Objective: Single out each line with the word "shaped" and copy it.

Extracted information:
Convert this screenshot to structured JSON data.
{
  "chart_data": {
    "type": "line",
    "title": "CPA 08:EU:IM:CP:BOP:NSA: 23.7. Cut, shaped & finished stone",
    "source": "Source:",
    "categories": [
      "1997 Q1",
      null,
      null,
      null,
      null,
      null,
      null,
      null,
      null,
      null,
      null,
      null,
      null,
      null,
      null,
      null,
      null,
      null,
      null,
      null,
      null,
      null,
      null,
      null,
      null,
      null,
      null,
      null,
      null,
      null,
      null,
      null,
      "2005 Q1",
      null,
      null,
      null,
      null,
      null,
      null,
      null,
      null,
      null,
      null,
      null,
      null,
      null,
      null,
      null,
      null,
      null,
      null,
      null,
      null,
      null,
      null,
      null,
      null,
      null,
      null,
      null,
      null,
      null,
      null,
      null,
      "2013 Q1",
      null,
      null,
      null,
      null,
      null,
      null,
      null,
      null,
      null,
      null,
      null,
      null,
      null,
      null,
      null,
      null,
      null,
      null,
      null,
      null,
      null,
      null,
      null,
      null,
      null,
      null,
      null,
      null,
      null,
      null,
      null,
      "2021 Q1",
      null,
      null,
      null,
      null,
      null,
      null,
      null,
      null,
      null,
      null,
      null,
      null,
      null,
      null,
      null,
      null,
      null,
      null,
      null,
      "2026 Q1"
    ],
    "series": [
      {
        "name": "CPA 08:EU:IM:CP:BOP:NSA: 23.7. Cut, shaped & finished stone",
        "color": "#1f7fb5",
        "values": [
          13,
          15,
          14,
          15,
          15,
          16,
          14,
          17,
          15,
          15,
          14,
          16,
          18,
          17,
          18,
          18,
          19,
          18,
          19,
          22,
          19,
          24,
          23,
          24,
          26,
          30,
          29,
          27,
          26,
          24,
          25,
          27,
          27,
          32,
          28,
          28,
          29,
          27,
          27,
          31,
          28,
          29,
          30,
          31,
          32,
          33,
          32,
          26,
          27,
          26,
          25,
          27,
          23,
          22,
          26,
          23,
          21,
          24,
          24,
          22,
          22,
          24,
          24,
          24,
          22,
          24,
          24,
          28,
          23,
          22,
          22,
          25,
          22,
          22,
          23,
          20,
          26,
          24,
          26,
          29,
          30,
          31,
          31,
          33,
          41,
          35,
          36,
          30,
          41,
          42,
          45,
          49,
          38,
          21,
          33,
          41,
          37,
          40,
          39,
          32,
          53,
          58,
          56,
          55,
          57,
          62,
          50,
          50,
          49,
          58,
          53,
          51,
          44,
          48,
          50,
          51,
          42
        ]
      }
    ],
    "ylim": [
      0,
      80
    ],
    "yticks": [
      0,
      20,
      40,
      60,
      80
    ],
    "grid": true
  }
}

Complete output:
    "title": "CPA 08:EU:IM:CP:BOP:NSA: 23.7. Cut, shaped & finished stone",
        "name": "CPA 08:EU:IM:CP:BOP:NSA: 23.7. Cut, shaped & finished stone",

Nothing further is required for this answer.